[Begin PROVIDED INFORMATION]

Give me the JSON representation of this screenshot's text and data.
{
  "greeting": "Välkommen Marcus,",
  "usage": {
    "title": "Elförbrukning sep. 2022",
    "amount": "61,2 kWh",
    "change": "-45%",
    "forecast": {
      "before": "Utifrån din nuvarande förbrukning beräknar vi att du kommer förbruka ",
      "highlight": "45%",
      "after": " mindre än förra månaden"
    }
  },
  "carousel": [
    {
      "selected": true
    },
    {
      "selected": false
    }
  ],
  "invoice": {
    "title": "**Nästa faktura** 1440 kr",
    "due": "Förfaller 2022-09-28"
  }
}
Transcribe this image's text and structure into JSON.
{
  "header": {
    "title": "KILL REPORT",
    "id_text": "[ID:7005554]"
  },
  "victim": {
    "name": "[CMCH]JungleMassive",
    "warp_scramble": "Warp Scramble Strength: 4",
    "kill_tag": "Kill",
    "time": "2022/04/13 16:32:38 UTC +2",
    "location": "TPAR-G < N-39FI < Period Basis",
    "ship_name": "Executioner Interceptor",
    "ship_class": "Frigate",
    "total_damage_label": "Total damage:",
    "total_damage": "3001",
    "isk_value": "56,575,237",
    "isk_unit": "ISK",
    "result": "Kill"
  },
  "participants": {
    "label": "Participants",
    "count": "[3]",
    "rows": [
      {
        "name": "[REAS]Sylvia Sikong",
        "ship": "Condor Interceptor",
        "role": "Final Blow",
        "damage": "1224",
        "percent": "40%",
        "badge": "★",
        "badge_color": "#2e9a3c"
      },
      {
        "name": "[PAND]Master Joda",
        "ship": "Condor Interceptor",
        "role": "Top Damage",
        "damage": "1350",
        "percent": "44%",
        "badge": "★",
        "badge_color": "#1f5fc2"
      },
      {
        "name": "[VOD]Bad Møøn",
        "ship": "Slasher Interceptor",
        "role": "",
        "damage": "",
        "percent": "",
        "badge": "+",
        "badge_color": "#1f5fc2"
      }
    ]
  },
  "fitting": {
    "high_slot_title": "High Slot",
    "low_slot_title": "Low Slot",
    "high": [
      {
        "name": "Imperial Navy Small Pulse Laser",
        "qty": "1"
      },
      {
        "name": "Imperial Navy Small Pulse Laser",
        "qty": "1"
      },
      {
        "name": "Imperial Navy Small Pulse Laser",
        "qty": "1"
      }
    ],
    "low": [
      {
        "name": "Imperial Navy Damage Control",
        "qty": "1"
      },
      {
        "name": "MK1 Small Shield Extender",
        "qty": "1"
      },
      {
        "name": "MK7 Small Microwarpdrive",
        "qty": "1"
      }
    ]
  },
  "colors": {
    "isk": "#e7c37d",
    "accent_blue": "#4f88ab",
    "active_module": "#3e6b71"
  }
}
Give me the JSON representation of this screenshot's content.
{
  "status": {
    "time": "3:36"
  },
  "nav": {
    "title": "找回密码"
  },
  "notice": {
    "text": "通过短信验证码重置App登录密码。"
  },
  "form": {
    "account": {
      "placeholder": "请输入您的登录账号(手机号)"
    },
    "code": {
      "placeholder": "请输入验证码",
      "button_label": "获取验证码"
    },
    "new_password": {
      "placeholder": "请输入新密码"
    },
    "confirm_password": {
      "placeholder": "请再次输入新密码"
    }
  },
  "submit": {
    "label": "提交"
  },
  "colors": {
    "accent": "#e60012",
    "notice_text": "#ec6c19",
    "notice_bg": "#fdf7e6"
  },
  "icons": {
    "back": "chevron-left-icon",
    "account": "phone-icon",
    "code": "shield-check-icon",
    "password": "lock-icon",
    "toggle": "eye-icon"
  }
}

[End PROVIDED INFORMATION]

• INSTRUCTIONS FOR THE TASK: All of the material above needs to be retyped word for word.

• THE RESULT:
Give me the JSON representation of this screenshot's text and data.
{
  "greeting": "Välkommen Marcus,",
  "usage": {
    "title": "Elförbrukning sep. 2022",
    "amount": "61,2 kWh",
    "change": "-45%",
    "forecast": {
      "before": "Utifrån din nuvarande förbrukning beräknar vi att du kommer förbruka ",
      "highlight": "45%",
      "after": " mindre än förra månaden"
    }
  },
  "carousel": [
    {
      "selected": true
    },
    {
      "selected": false
    }
  ],
  "invoice": {
    "title": "**Nästa faktura** 1440 kr",
    "due": "Förfaller 2022-09-28"
  }
}
Transcribe this image's text and structure into JSON.
{
  "header": {
    "title": "KILL REPORT",
    "id_text": "[ID:7005554]"
  },
  "victim": {
    "name": "[CMCH]JungleMassive",
    "warp_scramble": "Warp Scramble Strength: 4",
    "kill_tag": "Kill",
    "time": "2022/04/13 16:32:38 UTC +2",
    "location": "TPAR-G < N-39FI < Period Basis",
    "ship_name": "Executioner Interceptor",
    "ship_class": "Frigate",
    "total_damage_label": "Total damage:",
    "total_damage": "3001",
    "isk_value": "56,575,237",
    "isk_unit": "ISK",
    "result": "Kill"
  },
  "participants": {
    "label": "Participants",
    "count": "[3]",
    "rows": [
      {
        "name": "[REAS]Sylvia Sikong",
        "ship": "Condor Interceptor",
        "role": "Final Blow",
        "damage": "1224",
        "percent": "40%",
        "badge": "★",
        "badge_color": "#2e9a3c"
      },
      {
        "name": "[PAND]Master Joda",
        "ship": "Condor Interceptor",
        "role": "Top Damage",
        "damage": "1350",
        "percent": "44%",
        "badge": "★",
        "badge_color": "#1f5fc2"
      },
      {
        "name": "[VOD]Bad Møøn",
        "ship": "Slasher Interceptor",
        "role": "",
        "damage": "",
        "percent": "",
        "badge": "+",
        "badge_color": "#1f5fc2"
      }
    ]
  },
  "fitting": {
    "high_slot_title": "High Slot",
    "low_slot_title": "Low Slot",
    "high": [
      {
        "name": "Imperial Navy Small Pulse Laser",
        "qty": "1"
      },
      {
        "name": "Imperial Navy Small Pulse Laser",
        "qty": "1"
      },
      {
        "name": "Imperial Navy Small Pulse Laser",
        "qty": "1"
      }
    ],
    "low": [
      {
        "name": "Imperial Navy Damage Control",
        "qty": "1"
      },
      {
        "name": "MK1 Small Shield Extender",
        "qty": "1"
      },
      {
        "name": "MK7 Small Microwarpdrive",
        "qty": "1"
      }
    ]
  },
  "colors": {
    "isk": "#e7c37d",
    "accent_blue": "#4f88ab",
    "active_module": "#3e6b71"
  }
}
Give me the JSON representation of this screenshot's content.
{
  "status": {
    "time": "3:36"
  },
  "nav": {
    "title": "找回密码"
  },
  "notice": {
    "text": "通过短信验证码重置App登录密码。"
  },
  "form": {
    "account": {
      "placeholder": "请输入您的登录账号(手机号)"
    },
    "code": {
      "placeholder": "请输入验证码",
      "button_label": "获取验证码"
    },
    "new_password": {
      "placeholder": "请输入新密码"
    },
    "confirm_password": {
      "placeholder": "请再次输入新密码"
    }
  },
  "submit": {
    "label": "提交"
  },
  "colors": {
    "accent": "#e60012",
    "notice_text": "#ec6c19",
    "notice_bg": "#fdf7e6"
  },
  "icons": {
    "back": "chevron-left-icon",
    "account": "phone-icon",
    "code": "shield-check-icon",
    "password": "lock-icon",
    "toggle": "eye-icon"
  }
}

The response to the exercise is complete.